═════ Exercise input ═════
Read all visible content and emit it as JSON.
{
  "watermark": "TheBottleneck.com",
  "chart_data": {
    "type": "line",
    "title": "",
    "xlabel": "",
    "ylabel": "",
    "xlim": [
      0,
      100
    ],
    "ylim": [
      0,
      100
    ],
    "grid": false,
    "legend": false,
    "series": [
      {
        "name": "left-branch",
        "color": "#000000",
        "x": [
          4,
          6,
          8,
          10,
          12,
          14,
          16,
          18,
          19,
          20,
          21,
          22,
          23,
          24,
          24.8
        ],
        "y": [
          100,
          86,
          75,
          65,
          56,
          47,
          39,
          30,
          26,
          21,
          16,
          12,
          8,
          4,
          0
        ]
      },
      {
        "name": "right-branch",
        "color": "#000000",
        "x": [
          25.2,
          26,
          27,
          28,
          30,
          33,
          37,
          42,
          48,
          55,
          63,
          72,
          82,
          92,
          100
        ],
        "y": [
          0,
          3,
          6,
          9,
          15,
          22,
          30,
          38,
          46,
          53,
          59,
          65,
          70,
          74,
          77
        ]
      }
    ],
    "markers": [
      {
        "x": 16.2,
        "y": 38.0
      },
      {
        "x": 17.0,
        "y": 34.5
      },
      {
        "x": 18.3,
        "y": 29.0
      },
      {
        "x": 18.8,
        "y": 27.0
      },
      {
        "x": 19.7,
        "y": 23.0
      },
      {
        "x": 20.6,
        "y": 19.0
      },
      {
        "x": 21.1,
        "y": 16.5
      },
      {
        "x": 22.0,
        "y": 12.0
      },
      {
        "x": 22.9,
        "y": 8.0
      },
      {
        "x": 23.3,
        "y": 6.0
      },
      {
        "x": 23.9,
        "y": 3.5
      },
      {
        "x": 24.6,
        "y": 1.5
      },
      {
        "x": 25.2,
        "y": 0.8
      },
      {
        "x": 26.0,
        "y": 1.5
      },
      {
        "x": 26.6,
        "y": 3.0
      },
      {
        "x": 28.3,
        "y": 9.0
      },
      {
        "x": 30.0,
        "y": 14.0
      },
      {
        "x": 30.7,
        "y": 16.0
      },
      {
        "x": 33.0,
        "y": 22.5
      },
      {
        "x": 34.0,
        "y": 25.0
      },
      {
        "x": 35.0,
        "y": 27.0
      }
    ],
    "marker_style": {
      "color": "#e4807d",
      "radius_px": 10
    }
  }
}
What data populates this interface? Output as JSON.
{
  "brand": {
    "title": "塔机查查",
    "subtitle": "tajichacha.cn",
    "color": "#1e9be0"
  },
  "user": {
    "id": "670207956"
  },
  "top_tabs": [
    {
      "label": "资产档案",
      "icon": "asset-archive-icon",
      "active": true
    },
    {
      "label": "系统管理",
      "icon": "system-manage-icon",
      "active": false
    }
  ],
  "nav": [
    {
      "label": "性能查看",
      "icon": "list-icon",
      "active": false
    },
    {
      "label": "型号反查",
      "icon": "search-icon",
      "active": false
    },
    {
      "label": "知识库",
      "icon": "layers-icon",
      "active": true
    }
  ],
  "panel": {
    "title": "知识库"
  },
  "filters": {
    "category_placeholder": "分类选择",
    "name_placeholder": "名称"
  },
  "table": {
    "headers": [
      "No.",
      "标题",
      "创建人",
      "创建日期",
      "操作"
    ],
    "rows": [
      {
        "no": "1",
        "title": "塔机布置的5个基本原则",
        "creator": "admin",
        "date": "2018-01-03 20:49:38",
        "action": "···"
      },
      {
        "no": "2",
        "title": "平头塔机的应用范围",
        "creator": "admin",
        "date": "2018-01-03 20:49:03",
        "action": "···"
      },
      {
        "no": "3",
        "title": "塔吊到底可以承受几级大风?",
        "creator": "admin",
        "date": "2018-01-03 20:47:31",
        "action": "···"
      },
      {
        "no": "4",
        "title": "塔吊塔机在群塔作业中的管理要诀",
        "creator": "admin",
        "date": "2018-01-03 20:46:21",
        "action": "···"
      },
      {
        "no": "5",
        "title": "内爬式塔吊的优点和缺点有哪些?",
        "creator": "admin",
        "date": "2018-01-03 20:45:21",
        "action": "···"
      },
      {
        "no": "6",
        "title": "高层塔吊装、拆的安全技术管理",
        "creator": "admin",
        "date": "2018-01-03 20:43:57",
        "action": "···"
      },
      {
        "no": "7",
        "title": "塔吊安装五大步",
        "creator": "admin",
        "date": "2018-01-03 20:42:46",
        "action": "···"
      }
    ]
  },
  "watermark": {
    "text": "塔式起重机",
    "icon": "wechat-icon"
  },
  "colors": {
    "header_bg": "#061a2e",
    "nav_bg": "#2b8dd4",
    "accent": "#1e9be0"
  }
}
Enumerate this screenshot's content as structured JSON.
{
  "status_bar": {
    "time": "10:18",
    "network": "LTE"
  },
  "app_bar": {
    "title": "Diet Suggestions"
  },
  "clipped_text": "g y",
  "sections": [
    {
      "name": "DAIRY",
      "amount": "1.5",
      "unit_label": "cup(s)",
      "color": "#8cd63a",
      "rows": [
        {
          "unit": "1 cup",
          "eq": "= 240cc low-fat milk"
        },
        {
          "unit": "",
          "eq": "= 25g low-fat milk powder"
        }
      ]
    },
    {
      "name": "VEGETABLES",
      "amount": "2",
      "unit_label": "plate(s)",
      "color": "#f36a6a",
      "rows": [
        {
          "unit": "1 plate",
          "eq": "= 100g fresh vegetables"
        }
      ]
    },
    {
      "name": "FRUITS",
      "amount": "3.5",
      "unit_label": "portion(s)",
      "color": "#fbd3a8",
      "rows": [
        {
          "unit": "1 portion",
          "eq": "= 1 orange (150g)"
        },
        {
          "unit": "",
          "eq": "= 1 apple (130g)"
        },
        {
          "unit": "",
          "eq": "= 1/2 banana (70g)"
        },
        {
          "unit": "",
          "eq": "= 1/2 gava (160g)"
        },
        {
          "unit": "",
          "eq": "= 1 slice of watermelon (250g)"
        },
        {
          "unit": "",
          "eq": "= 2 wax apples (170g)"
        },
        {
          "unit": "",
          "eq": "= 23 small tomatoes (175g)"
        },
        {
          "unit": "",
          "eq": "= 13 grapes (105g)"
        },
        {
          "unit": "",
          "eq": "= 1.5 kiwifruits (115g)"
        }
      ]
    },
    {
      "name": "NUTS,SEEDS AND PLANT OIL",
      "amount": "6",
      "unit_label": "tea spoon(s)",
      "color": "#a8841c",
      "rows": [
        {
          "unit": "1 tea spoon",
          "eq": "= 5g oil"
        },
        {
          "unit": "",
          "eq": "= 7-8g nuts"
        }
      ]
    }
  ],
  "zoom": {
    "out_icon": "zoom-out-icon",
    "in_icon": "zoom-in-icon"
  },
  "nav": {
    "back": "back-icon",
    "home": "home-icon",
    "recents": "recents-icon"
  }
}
═════
**Task requirements:** Find all lines with "content" in them and copy each one.

**Written solution:**
Read all visible content and emit it as JSON.
Enumerate this screenshot's content as structured JSON.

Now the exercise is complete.